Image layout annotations
:::::

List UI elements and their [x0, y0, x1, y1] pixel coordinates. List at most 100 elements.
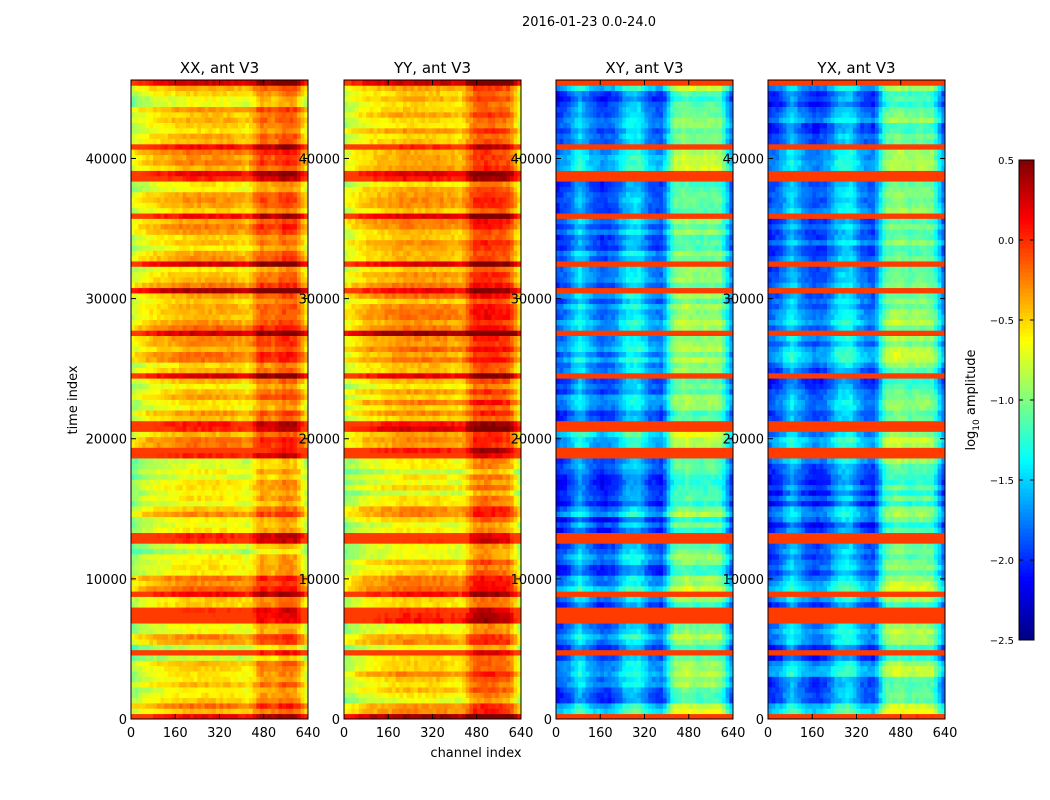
heatmap-cell [171, 617, 176, 624]
heatmap-cell [263, 591, 268, 597]
heatmap-cell [226, 580, 231, 587]
heatmap-cell [156, 639, 161, 645]
heatmap-cell [267, 330, 272, 336]
heatmap-cell [156, 420, 161, 427]
heatmap-cell [223, 479, 228, 486]
heatmap-cell [178, 537, 184, 544]
heatmap-cell [282, 500, 287, 507]
heatmap-cell [215, 282, 220, 289]
heatmap-cell [149, 388, 154, 395]
heatmap-cell [263, 474, 268, 480]
heatmap-cell [138, 537, 143, 544]
heatmap-cell [138, 612, 143, 619]
heatmap-cell [282, 388, 287, 395]
heatmap-cell [167, 170, 172, 177]
heatmap-cell [252, 394, 257, 400]
heatmap-cell [252, 527, 257, 534]
heatmap-cell [153, 335, 158, 342]
heatmap-cell [234, 324, 239, 331]
heatmap-cell [278, 516, 283, 523]
heatmap-cell [175, 521, 180, 528]
heatmap-cell [304, 324, 309, 331]
heatmap-cell [134, 442, 139, 448]
heatmap-cell [293, 255, 298, 262]
heatmap-cell [190, 250, 195, 257]
heatmap-cell [197, 383, 202, 390]
heatmap-cell [131, 644, 136, 651]
heatmap-cell [145, 388, 150, 395]
heatmap-cell [293, 431, 298, 438]
heatmap-cell [237, 516, 243, 523]
heatmap-cell [252, 585, 257, 592]
heatmap-cell [142, 314, 147, 321]
heatmap-cell [300, 335, 305, 342]
heatmap-cell [256, 234, 261, 241]
heatmap-cell [182, 245, 187, 251]
heatmap-cell [282, 575, 287, 581]
heatmap-cell [245, 553, 250, 560]
heatmap-cell [252, 687, 257, 693]
heatmap-cell [190, 330, 195, 336]
heatmap-cell [167, 585, 172, 592]
heatmap-cell [230, 367, 235, 374]
heatmap-cell [304, 271, 309, 278]
heatmap-cell [256, 575, 261, 581]
heatmap-cell [142, 671, 147, 677]
heatmap-cell [208, 234, 213, 241]
heatmap-cell [138, 564, 143, 571]
heatmap-cell [260, 324, 265, 331]
heatmap-cell [274, 277, 279, 283]
heatmap-cell [134, 298, 139, 305]
heatmap-cell [285, 223, 290, 230]
heatmap-cell [296, 431, 302, 438]
heatmap-cell [267, 404, 272, 411]
heatmap-cell [285, 293, 290, 299]
heatmap-cell [278, 197, 283, 203]
heatmap-cell [193, 596, 198, 603]
heatmap-cell [304, 490, 309, 496]
heatmap-cell [178, 601, 184, 608]
heatmap-cell [263, 511, 268, 518]
heatmap-cell [178, 484, 184, 491]
heatmap-cell [249, 564, 254, 571]
heatmap-cell [234, 372, 239, 379]
heatmap-cell [208, 537, 213, 544]
heatmap-cell [215, 404, 220, 411]
heatmap-cell [278, 495, 283, 502]
heatmap-cell [230, 463, 235, 470]
heatmap-cell [186, 703, 191, 709]
heatmap-cell [204, 335, 209, 342]
heatmap-cell [149, 628, 154, 635]
heatmap-cell [252, 452, 257, 459]
heatmap-cell [241, 607, 246, 613]
heatmap-cell [219, 229, 224, 235]
heatmap-cell [131, 442, 136, 448]
heatmap-cell [175, 479, 180, 486]
heatmap-cell [145, 223, 150, 230]
heatmap-cell [234, 356, 239, 363]
heatmap-cell [274, 261, 279, 267]
heatmap-cell [230, 585, 235, 592]
heatmap-cell [138, 202, 143, 209]
heatmap-cell [278, 175, 283, 182]
heatmap-cell [285, 308, 290, 315]
heatmap-cell [160, 245, 165, 251]
heatmap-cell [260, 703, 265, 709]
heatmap-cell [167, 287, 172, 294]
heatmap-cell [204, 697, 209, 704]
heatmap-cell [226, 708, 231, 715]
heatmap-cell [234, 442, 239, 448]
heatmap-cell [223, 585, 228, 592]
heatmap-cell [149, 324, 154, 331]
heatmap-cell [149, 665, 154, 672]
heatmap-cell [293, 649, 298, 656]
heatmap-cell [171, 261, 176, 267]
heatmap-cell [219, 394, 224, 400]
heatmap-cell [260, 623, 265, 629]
heatmap-cell [193, 537, 198, 544]
heatmap-cell [138, 298, 143, 305]
heatmap-cell [138, 474, 143, 480]
heatmap-cell [182, 617, 187, 624]
heatmap-cell [282, 649, 287, 656]
heatmap-cell [190, 521, 195, 528]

:::::

• _Instructions to follow_
Reproduce, with no changes, the run of entries that starts at the line containing "heatmap-cell [171, 617, 176, 624]" and ends at the line containing "heatmap-cell [285, 293, 290, 299]", keeping both of those lines.

• _Full solution_
heatmap-cell [171, 617, 176, 624]
heatmap-cell [263, 591, 268, 597]
heatmap-cell [226, 580, 231, 587]
heatmap-cell [156, 639, 161, 645]
heatmap-cell [267, 330, 272, 336]
heatmap-cell [156, 420, 161, 427]
heatmap-cell [223, 479, 228, 486]
heatmap-cell [178, 537, 184, 544]
heatmap-cell [282, 500, 287, 507]
heatmap-cell [215, 282, 220, 289]
heatmap-cell [149, 388, 154, 395]
heatmap-cell [263, 474, 268, 480]
heatmap-cell [138, 537, 143, 544]
heatmap-cell [138, 612, 143, 619]
heatmap-cell [282, 388, 287, 395]
heatmap-cell [167, 170, 172, 177]
heatmap-cell [252, 394, 257, 400]
heatmap-cell [252, 527, 257, 534]
heatmap-cell [153, 335, 158, 342]
heatmap-cell [234, 324, 239, 331]
heatmap-cell [278, 516, 283, 523]
heatmap-cell [175, 521, 180, 528]
heatmap-cell [304, 324, 309, 331]
heatmap-cell [134, 442, 139, 448]
heatmap-cell [293, 255, 298, 262]
heatmap-cell [190, 250, 195, 257]
heatmap-cell [197, 383, 202, 390]
heatmap-cell [131, 644, 136, 651]
heatmap-cell [145, 388, 150, 395]
heatmap-cell [293, 431, 298, 438]
heatmap-cell [237, 516, 243, 523]
heatmap-cell [252, 585, 257, 592]
heatmap-cell [142, 314, 147, 321]
heatmap-cell [300, 335, 305, 342]
heatmap-cell [256, 234, 261, 241]
heatmap-cell [182, 245, 187, 251]
heatmap-cell [282, 575, 287, 581]
heatmap-cell [245, 553, 250, 560]
heatmap-cell [252, 687, 257, 693]
heatmap-cell [190, 330, 195, 336]
heatmap-cell [167, 585, 172, 592]
heatmap-cell [230, 367, 235, 374]
heatmap-cell [304, 271, 309, 278]
heatmap-cell [256, 575, 261, 581]
heatmap-cell [142, 671, 147, 677]
heatmap-cell [208, 234, 213, 241]
heatmap-cell [138, 564, 143, 571]
heatmap-cell [260, 324, 265, 331]
heatmap-cell [274, 277, 279, 283]
heatmap-cell [134, 298, 139, 305]
heatmap-cell [285, 223, 290, 230]
heatmap-cell [296, 431, 302, 438]
heatmap-cell [267, 404, 272, 411]
heatmap-cell [285, 293, 290, 299]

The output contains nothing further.